REQUIREMENT: Omit every image, and transcribe the remaining entries exactly as given.

[START OF INFORMATION SHOWN]

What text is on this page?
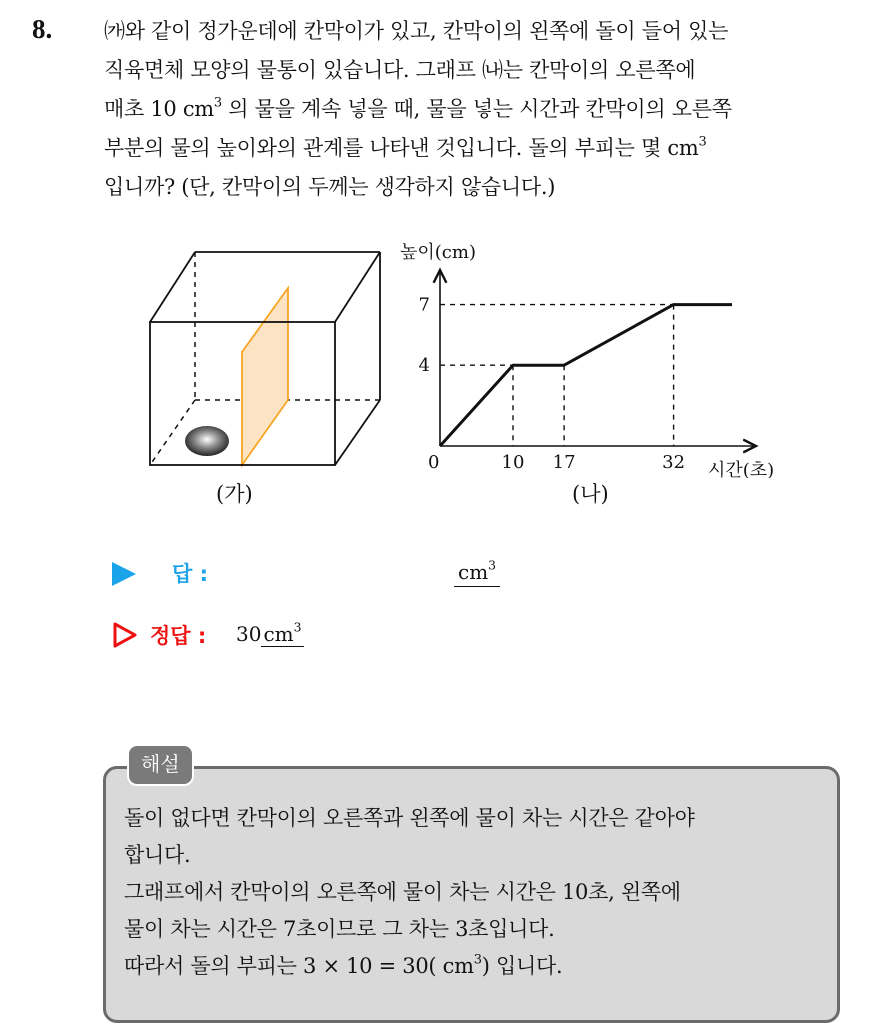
8. ㈎와 같이 정가운데에 칸막이가 있고, 칸막이의 왼쪽에 돌이 들어 있는
직육면체 모양의 물통이 있습니다. 그래프 ㈏는 칸막이의 오른쪽에
매초 10 $cm^3$ 의 물을 계속 넣을 때, 물을 넣는 시간과 칸막이의 오른쪽
부분의 물의 높이와의 관계를 나타낸 것입니다. 돌의 부피는 몇 $cm^3$
입니까? (단, 칸막이의 두께는 생각하지 않습니다.)
(가)
높이(cm)
시간(초)
0	10 17	32
4
7
(나)
답 :	$cm^3$
정답 : 30 $cm^3$
해설
돌이 없다면 칸막이의 오른쪽과 왼쪽에 물이 차는 시간은 같아야
합니다.
그래프에서 칸막이의 오른쪽에 물이 차는 시간은 10초, 왼쪽에
물이 차는 시간은 7초이므로 그 차는 3초입니다.
따라서 돌의 부피는 3 × 10 = 30( $cm^3$) 입니다.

[END OF INFORMATION SHOWN]

ANSWER BELOW:
What text is on this page?
8. ㈎와 같이 정가운데에 칸막이가 있고, 칸막이의 왼쪽에 돌이 들어 있는
직육면체 모양의 물통이 있습니다. 그래프 ㈏는 칸막이의 오른쪽에
매초 10 $cm^3$ 의 물을 계속 넣을 때, 물을 넣는 시간과 칸막이의 오른쪽
부분의 물의 높이와의 관계를 나타낸 것입니다. 돌의 부피는 몇 $cm^3$
입니까? (단, 칸막이의 두께는 생각하지 않습니다.)
(가)
높이(cm)
시간(초)
0	10 17	32
4
7
(나)
답 :	$cm^3$
정답 : 30 $cm^3$
해설
돌이 없다면 칸막이의 오른쪽과 왼쪽에 물이 차는 시간은 같아야
합니다.
그래프에서 칸막이의 오른쪽에 물이 차는 시간은 10초, 왼쪽에
물이 차는 시간은 7초이므로 그 차는 3초입니다.
따라서 돌의 부피는 3 × 10 = 30( $cm^3$) 입니다.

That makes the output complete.